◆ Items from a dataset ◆
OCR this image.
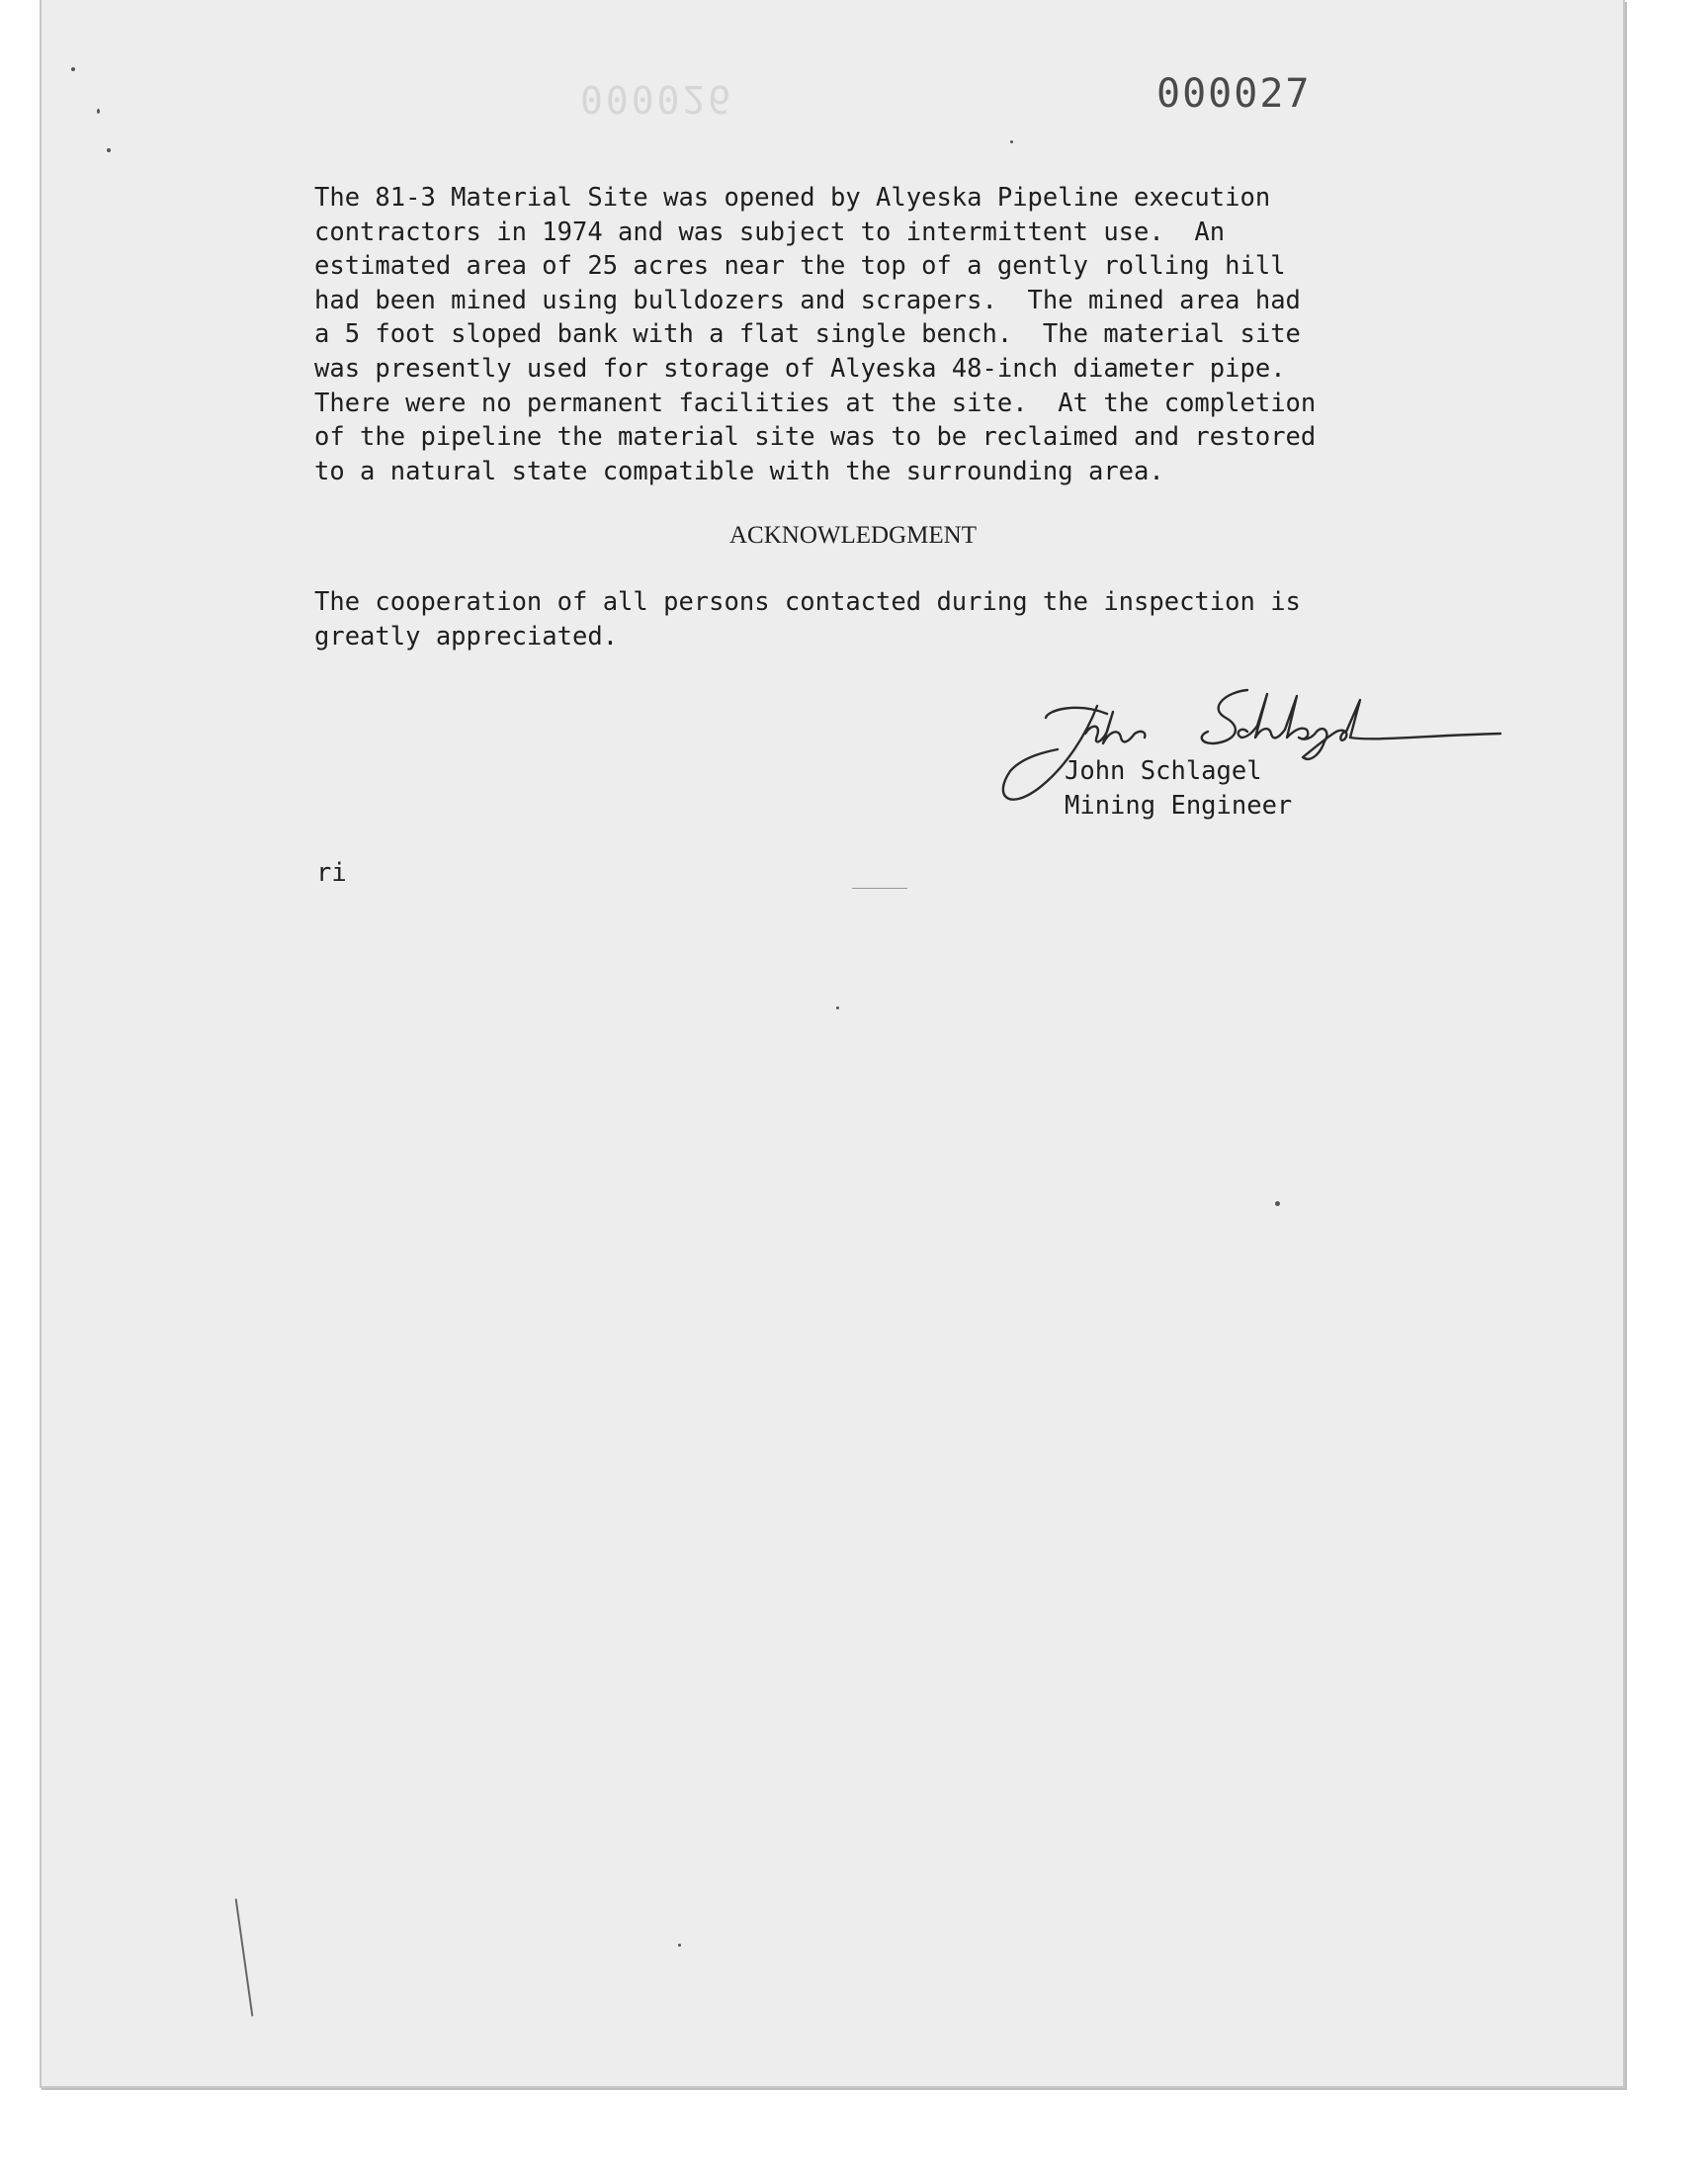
000026	000027

The 81-3 Material Site was opened by Alyeska Pipeline execution
contractors in 1974 and was subject to intermittent use.  An
estimated area of 25 acres near the top of a gently rolling hill
had been mined using bulldozers and scrapers.  The mined area had
a 5 foot sloped bank with a flat single bench.  The material site
was presently used for storage of Alyeska 48-inch diameter pipe.
There were no permanent facilities at the site.  At the completion
of the pipeline the material site was to be reclaimed and restored
to a natural state compatible with the surrounding area.

ACKNOWLEDGMENT

The cooperation of all persons contacted during the inspection is
greatly appreciated.

John Schlagel
Mining Engineer

ri
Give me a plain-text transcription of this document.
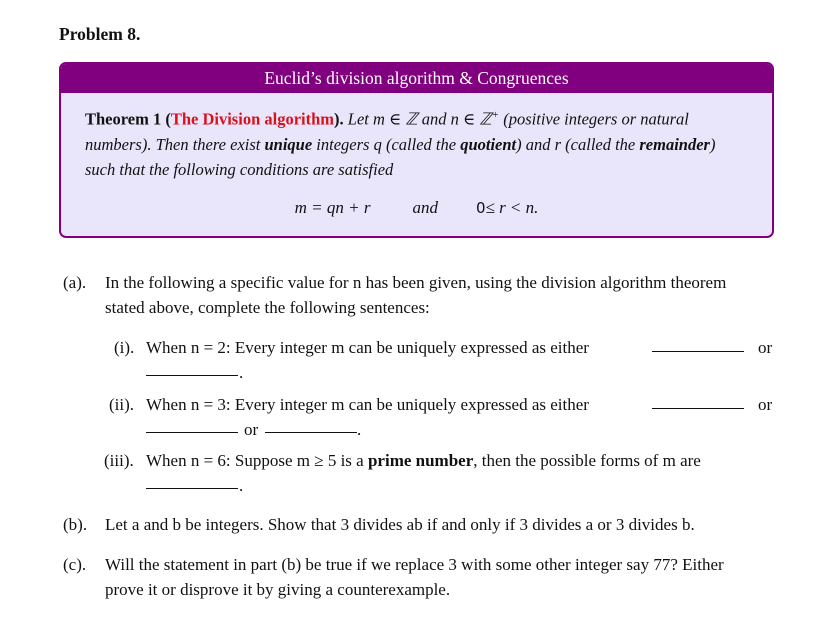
Problem 8.
Euclid’s division algorithm & Congruences
Theorem 1 (The Division algorithm). Let m ∈ ℤ and n ∈ ℤ+ (positive integers or natural
numbers). Then there exist unique integers q (called the quotient) and r (called the remainder)
such that the following conditions are satisfied
m = qn + r and	0≤ r < n.
(a). In the following a specific value for n has been given, using the division algorithm theorem
stated above, complete the following sentences:
(i). When n = 2: Every integer m can be uniquely expressed as either	or
.
(ii). When n = 3: Every integer m can be uniquely expressed as either	or
or	.
(iii). When n = 6: Suppose m ≥ 5 is a prime number, then the possible forms of m are
.
(b). Let a and b be integers. Show that 3 divides ab if and only if 3 divides a or 3 divides b.
(c). Will the statement in part (b) be true if we replace 3 with some other integer say 77? Either
prove it or disprove it by giving a counterexample.
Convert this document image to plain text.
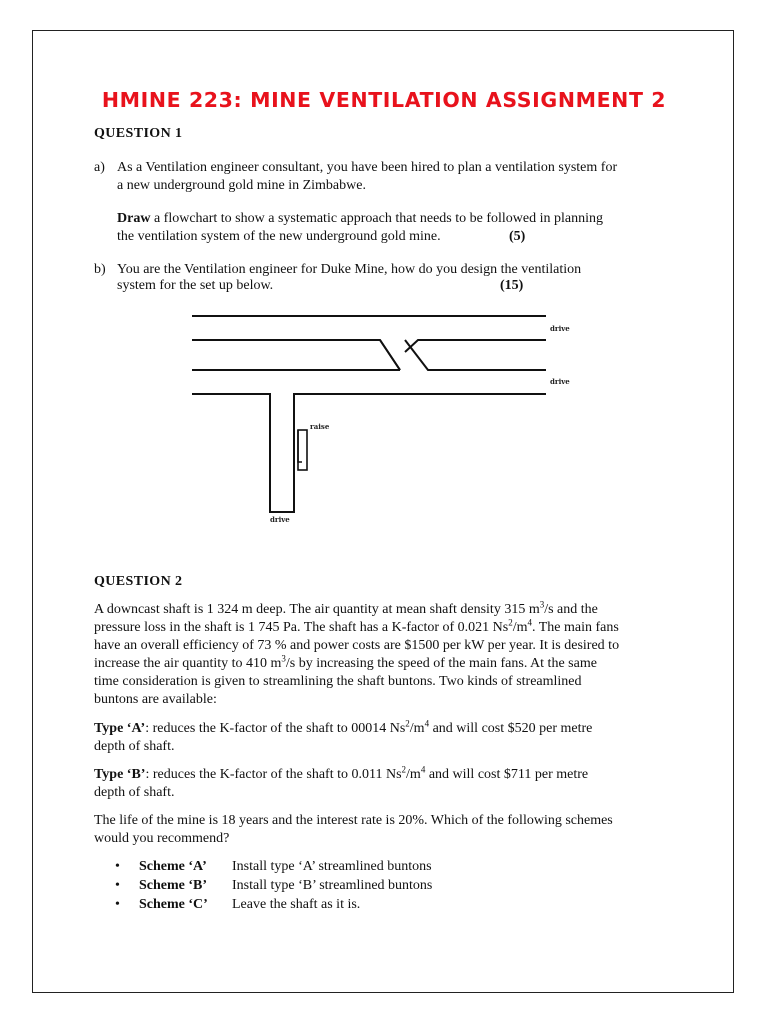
HMINE 223: MINE VENTILATION ASSIGNMENT 2
QUESTION 1
a) As a Ventilation engineer consultant, you have been hired to plan a ventilation system for
a new underground gold mine in Zimbabwe.
Draw a flowchart to show a systematic approach that needs to be followed in planning
the ventilation system of the new underground gold mine.	(5)
b) You are the Ventilation engineer for Duke Mine, how do you design the ventilation
system for the set up below.	(15)
drive
drive
raise
drive
QUESTION 2
A downcast shaft is 1 324 m deep. The air quantity at mean shaft density 315 $m^3/s$ and the
pressure loss in the shaft is 1 745 Pa. The shaft has a K-factor of 0.021 $Ns^2/m^4$. The main fans
have an overall efficiency of 73 % and power costs are $1500 per kW per year. It is desired to
increase the air quantity to 410 $m^3/s$ by increasing the speed of the main fans. At the same
time consideration is given to streamlining the shaft buntons. Two kinds of streamlined
buntons are available:
Type ‘A’: reduces the K-factor of the shaft to 00014 $Ns^2/m^4$ and will cost $520 per metre
depth of shaft.
Type ‘B’: reduces the K-factor of the shaft to 0.011 $Ns^2/m^4$ and will cost $711 per metre
depth of shaft.
The life of the mine is 18 years and the interest rate is 20%. Which of the following schemes
would you recommend?
• Scheme ‘A’ Install type ‘A’ streamlined buntons
• Scheme ‘B’ Install type ‘B’ streamlined buntons
• Scheme ‘C’ Leave the shaft as it is.
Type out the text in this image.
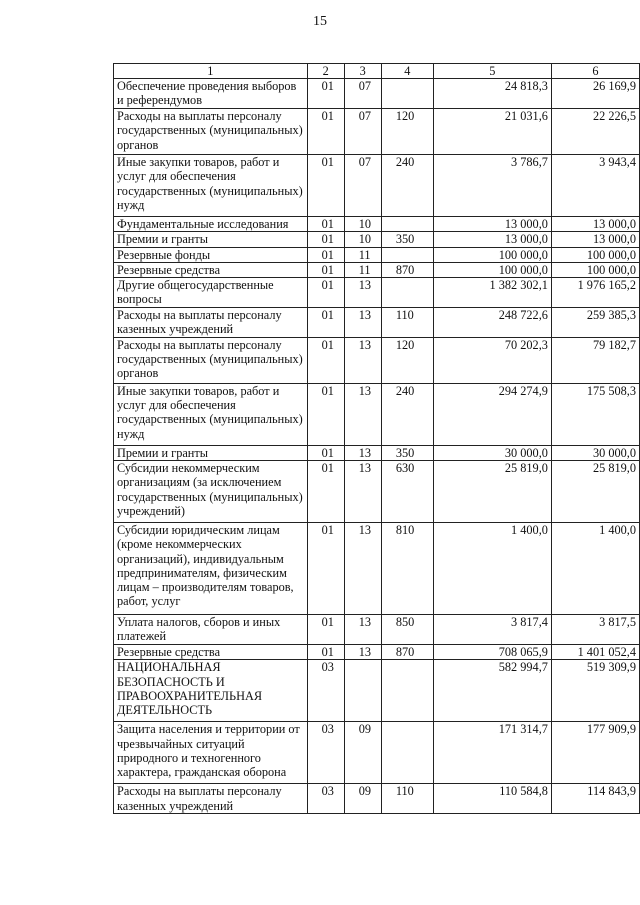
15
1	2	3	4	5	6
Обеспечение проведения выборов и референдумов	01	07		24 818,3	26 169,9
Расходы на выплаты персоналу государственных (муниципальных) органов	01	07	120	21 031,6	22 226,5
Иные закупки товаров, работ и услуг для обеспечения государственных (муниципальных) нужд	01	07	240	3 786,7	3 943,4
Фундаментальные исследования	01	10		13 000,0	13 000,0
Премии и гранты	01	10	350	13 000,0	13 000,0
Резервные фонды	01	11		100 000,0	100 000,0
Резервные средства	01	11	870	100 000,0	100 000,0
Другие общегосударственные вопросы	01	13		1 382 302,1	1 976 165,2
Расходы на выплаты персоналу казенных учреждений	01	13	110	248 722,6	259 385,3
Расходы на выплаты персоналу государственных (муниципальных) органов	01	13	120	70 202,3	79 182,7
Иные закупки товаров, работ и услуг для обеспечения государственных (муниципальных) нужд	01	13	240	294 274,9	175 508,3
Премии и гранты	01	13	350	30 000,0	30 000,0
Субсидии некоммерческим организациям (за исключением государственных (муниципальных) учреждений)	01	13	630	25 819,0	25 819,0
Субсидии юридическим лицам (кроме некоммерческих организаций), индивидуальным предпринимателям, физическим лицам – производителям товаров, работ, услуг	01	13	810	1 400,0	1 400,0
Уплата налогов, сборов и иных платежей	01	13	850	3 817,4	3 817,5
Резервные средства	01	13	870	708 065,9	1 401 052,4
НАЦИОНАЛЬНАЯ БЕЗОПАСНОСТЬ И ПРАВООХРАНИТЕЛЬНАЯ ДЕЯТЕЛЬНОСТЬ	03			582 994,7	519 309,9
Защита населения и территории от чрезвычайных ситуаций природного и техногенного характера, гражданская оборона	03	09		171 314,7	177 909,9
Расходы на выплаты персоналу казенных учреждений	03	09	110	110 584,8	114 843,9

◆ Prompt ◆
Count every line in the entries above where the word "underground" appears; respond with the number alone.

◆ Full answer ◆
2